▽

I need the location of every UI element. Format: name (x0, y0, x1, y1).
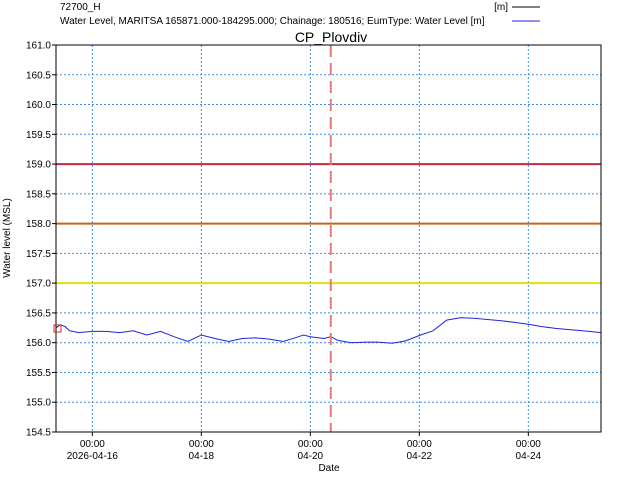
plot-frame (55, 44, 602, 433)
y-tick-label: 159.0 (26, 160, 51, 171)
series-start-marker (53, 324, 62, 333)
x-tick-label: 04-22 (407, 451, 433, 462)
x-tick-time: 00:00 (516, 439, 541, 450)
x-tick-time: 00:00 (298, 439, 323, 450)
legend-header-item: 72700_H (60, 2, 101, 13)
x-tick-label: 04-20 (298, 451, 324, 462)
chart-title: CP_Plovdiv (295, 29, 367, 45)
y-tick-label: 160.0 (26, 100, 51, 111)
plot-area (56, 45, 601, 432)
y-tick-label: 160.5 (26, 70, 51, 81)
y-tick-label: 157.0 (26, 279, 51, 290)
x-tick-label: 04-24 (516, 451, 542, 462)
y-tick-label: 157.5 (26, 249, 51, 260)
x-tick-label: 04-18 (189, 451, 215, 462)
x-axis-label: Date (318, 463, 340, 474)
y-axis: 161.0 160.5 160.0 159.5 159.0 158.5 158.0 157.5… (26, 41, 56, 439)
x-tick-time: 00:00 (407, 439, 432, 450)
y-axis-label: Water level (MSL) (2, 198, 13, 278)
y-tick-label: 154.5 (26, 428, 51, 439)
y-tick-label: 158.0 (26, 219, 51, 230)
x-tick-time: 00:00 (189, 439, 214, 450)
y-tick-label: 156.0 (26, 338, 51, 349)
x-tick-label: 2026-04-16 (67, 451, 119, 462)
legend-header-unit: [m] (494, 2, 508, 13)
y-tick-label: 155.5 (26, 368, 51, 379)
y-tick-label: 155.0 (26, 398, 51, 409)
y-tick-label: 156.5 (26, 308, 51, 319)
series-line (55, 317, 602, 344)
threshold-layer (56, 163, 601, 285)
x-tick-time: 00:00 (80, 439, 105, 450)
y-tick-label: 161.0 (26, 41, 51, 52)
legend-series-label: Water Level, MARITSA 165871.000-184295.0… (60, 16, 485, 27)
y-tick-label: 159.5 (26, 130, 51, 141)
y-tick-label: 158.5 (26, 189, 51, 200)
x-axis: 00:002026-04-1600:0004-1800:0004-2000:00… (67, 432, 542, 462)
series-layer (55, 317, 602, 344)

△

# [Given exercise]
Could you rewrite the rows from "plot-frame (55, 44, 602, 433)" through "legend-header-item: 72700_H (60, 2, 101, 13)", putting "x-tick-hour" wherever "x-tick-time" occurs and leaving everything else unchanged?

# [Exercise answer]
plot-frame (55, 44, 602, 433)
y-tick-label: 159.0 (26, 160, 51, 171)
series-start-marker (53, 324, 62, 333)
x-tick-label: 04-22 (407, 451, 433, 462)
x-tick-hour: 00:00 (516, 439, 541, 450)
x-tick-hour: 00:00 (298, 439, 323, 450)
legend-header-item: 72700_H (60, 2, 101, 13)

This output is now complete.